## REQUIREMENT
Output every entry exactly as written, skipping any pictures.

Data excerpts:
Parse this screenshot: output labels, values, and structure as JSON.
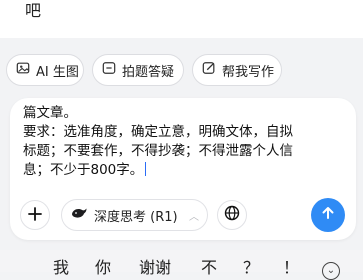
{
  "top": {
    "text": "吧"
  },
  "chips": [
    {
      "label": "AI 生图",
      "icon": "image-icon"
    },
    {
      "label": "拍题答疑",
      "icon": "scan-icon"
    },
    {
      "label": "帮我写作",
      "icon": "pen-icon"
    }
  ],
  "composer": {
    "lines": [
      "篇文章。",
      "要求：选准角度，确定立意，明确文体，自拟",
      "标题；不要套作，不得抄袭；不得泄露个人信",
      "息；不少于800字。"
    ],
    "mode_label": "深度思考 (R1)"
  },
  "keyboard": {
    "suggestions": [
      "我",
      "你",
      "谢谢",
      "不",
      "？",
      "！"
    ]
  },
  "colors": {
    "send_button": "#2f8bf5",
    "cursor": "#2b6cf6"
  }
}
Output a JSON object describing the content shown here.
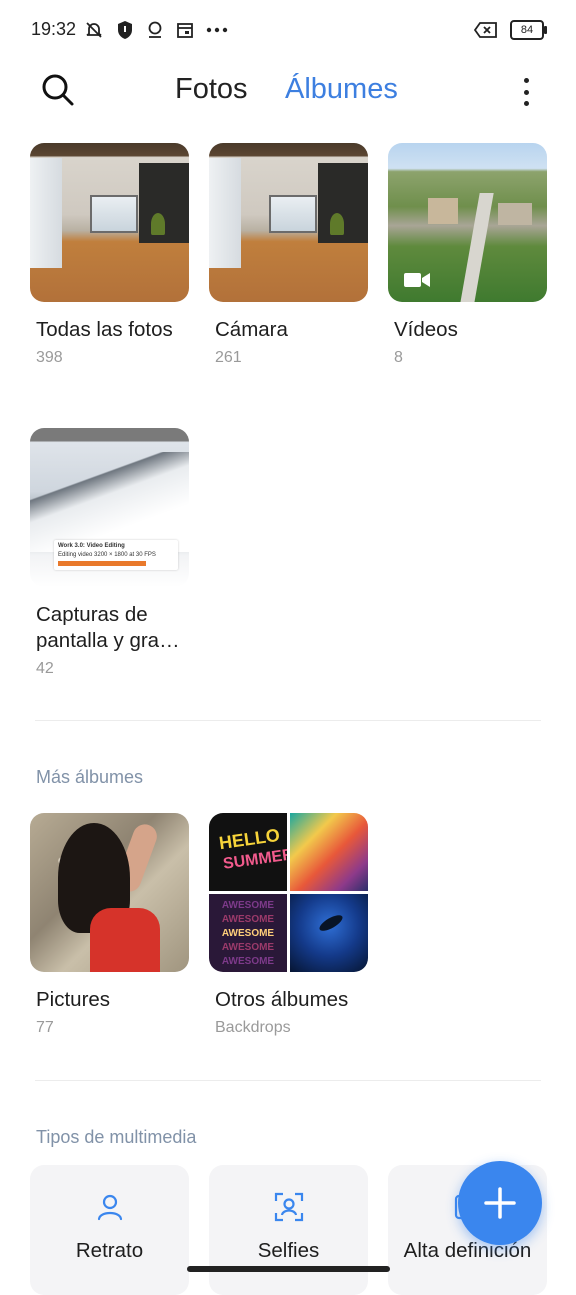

## RESULT FOR THIS EXERCISE
Parse this screenshot: output labels, values, and structure as JSON.
{
  "top": {
    "text": "吧"
  },
  "chips": [
    {
      "label": "AI 生图",
      "icon": "image-icon"
    },
    {
      "label": "拍题答疑",
      "icon": "scan-icon"
    },
    {
      "label": "帮我写作",
      "icon": "pen-icon"
    }
  ],
  "composer": {
    "lines": [
      "篇文章。",
      "要求：选准角度，确定立意，明确文体，自拟",
      "标题；不要套作，不得抄袭；不得泄露个人信",
      "息；不少于800字。"
    ],
    "mode_label": "深度思考 (R1)"
  },
  "keyboard": {
    "suggestions": [
      "我",
      "你",
      "谢谢",
      "不",
      "？",
      "！"
    ]
  },
  "colors": {
    "send_button": "#2f8bf5",
    "cursor": "#2b6cf6"
  }
}
Output a JSON object describing the content shown here.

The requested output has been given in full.